Top of Text for analysis
“I can forgive but I cannot forget.” Have you ever heard that expression? I know I have. Can we take just a moment to think about what this statement actually means?
- Do we think it actually encourages restored relationship?
- Do we think it facilitates forgiveness?
- What sort of dynamic does this statement help sustain between the two parties?
“I can forgive but I cannot forget.” I don’t mean to be be glib about forgiving those who’ve wronged us. Releasing people from past hurts is arguably one of the most difficult things you or I may ever have to do. But this statement underscores a harmful habit of thinking that will hold us back as long as we believe it.
One really strange thing about forgiving is that it is a practice that we will have to do again and again. Holding on and keeping close tabs on the people and circumstances that have hurt you is simultaneously very human and very toxic. With every passing day, I am convinced that there are people I must release in my life. There are others whom I feel I have forgiven, but I simply need to do it at a deeper, more heart-felt level. When I hear myself saying that “I can forgive but not forget,” it is a reminder to me that I have some ways to go to be a person who thinks (and lives) transformationally.
I know many people will dismiss this thought. And I know why: because holding on to past pains feels so right.
So I’m going to leave you with an even deeper thought and something that will feel even better. It's from Lewis Smedes: When you release a person from past wrongs you set a captive free only to learn later that the captive was you. Who can you think of right now that needs your release? Take the plunge have the courage to do it and then catch yourself when you “remember.” Often the people who are the most free in life are the ones who have forgiven at the deepest levels.
Bottom of Text for analysis
Top of Data extracts
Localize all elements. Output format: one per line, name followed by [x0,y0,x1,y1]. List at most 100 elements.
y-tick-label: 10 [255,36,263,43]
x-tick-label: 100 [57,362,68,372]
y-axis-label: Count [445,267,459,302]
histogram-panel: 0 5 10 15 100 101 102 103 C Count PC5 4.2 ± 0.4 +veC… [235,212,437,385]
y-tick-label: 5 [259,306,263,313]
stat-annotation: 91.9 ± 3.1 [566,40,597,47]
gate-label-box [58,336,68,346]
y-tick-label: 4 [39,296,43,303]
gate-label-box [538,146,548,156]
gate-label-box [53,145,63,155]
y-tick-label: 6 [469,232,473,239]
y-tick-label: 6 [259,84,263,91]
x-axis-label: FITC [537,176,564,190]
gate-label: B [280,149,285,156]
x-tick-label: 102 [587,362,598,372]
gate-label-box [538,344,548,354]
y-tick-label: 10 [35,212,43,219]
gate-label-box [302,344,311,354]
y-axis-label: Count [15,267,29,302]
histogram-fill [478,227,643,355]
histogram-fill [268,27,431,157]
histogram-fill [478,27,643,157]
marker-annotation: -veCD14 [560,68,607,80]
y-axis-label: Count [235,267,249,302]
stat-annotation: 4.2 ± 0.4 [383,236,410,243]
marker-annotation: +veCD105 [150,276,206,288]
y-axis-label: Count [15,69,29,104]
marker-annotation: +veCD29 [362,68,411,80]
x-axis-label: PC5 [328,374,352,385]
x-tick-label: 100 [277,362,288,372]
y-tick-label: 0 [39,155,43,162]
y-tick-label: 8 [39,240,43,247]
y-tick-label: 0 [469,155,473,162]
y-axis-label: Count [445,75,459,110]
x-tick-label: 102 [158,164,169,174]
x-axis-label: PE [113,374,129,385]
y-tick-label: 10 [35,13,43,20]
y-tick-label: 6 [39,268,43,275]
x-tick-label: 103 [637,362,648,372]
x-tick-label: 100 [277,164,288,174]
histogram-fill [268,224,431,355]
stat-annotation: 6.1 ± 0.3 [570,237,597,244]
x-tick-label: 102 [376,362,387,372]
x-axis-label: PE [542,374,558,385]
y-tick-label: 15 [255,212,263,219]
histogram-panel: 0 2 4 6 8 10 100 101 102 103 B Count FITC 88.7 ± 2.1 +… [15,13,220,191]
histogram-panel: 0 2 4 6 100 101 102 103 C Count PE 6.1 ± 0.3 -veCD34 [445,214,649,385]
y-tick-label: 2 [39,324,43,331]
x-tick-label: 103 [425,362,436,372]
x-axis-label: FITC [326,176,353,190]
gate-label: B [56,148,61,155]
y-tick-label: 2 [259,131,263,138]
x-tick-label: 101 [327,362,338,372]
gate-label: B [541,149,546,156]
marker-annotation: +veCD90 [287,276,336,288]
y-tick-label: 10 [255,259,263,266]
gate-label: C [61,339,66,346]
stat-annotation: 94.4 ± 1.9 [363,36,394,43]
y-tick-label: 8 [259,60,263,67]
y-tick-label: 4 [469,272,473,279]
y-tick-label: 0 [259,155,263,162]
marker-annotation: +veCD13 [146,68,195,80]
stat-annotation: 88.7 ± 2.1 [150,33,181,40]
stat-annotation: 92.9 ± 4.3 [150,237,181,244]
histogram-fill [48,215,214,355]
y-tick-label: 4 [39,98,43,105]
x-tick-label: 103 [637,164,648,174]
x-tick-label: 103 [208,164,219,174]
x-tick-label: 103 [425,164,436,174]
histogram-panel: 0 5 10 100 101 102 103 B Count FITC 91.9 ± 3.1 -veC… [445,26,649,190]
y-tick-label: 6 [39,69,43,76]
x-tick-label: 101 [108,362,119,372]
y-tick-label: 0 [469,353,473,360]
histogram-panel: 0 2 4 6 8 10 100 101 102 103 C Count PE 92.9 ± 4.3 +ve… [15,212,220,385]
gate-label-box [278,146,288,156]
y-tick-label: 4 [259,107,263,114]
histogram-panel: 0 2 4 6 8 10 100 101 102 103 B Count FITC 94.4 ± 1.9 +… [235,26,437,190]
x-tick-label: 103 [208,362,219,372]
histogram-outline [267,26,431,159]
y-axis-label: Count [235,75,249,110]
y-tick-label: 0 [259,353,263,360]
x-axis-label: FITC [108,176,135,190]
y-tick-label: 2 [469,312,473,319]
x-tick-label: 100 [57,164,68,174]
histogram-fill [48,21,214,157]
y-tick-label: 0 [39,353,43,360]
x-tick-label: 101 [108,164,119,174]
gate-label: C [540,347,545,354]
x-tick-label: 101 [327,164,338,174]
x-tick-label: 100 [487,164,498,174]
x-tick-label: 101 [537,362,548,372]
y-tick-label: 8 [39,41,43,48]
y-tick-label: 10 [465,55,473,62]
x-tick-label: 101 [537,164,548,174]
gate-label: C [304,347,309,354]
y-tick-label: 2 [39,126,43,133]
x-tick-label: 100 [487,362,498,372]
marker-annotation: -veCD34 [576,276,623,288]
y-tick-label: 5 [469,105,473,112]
Bottom of Data extracts
_Task to complete_
Could you copy the forgiveness passage word for word, from "I know many" up to and including "the deepest levels."?

_Exercise response_
I know many people will dismiss this thought. And I know why: because holding on to past pains feels so right.
So I’m going to leave you with an even deeper thought and something that will feel even better. It's from Lewis Smedes: When you release a person from past wrongs you set a captive free only to learn later that the captive was you. Who can you think of right now that needs your release? Take the plunge have the courage to do it and then catch yourself when you “remember.” Often the people who are the most free in life are the ones who have forgiven at the deepest levels.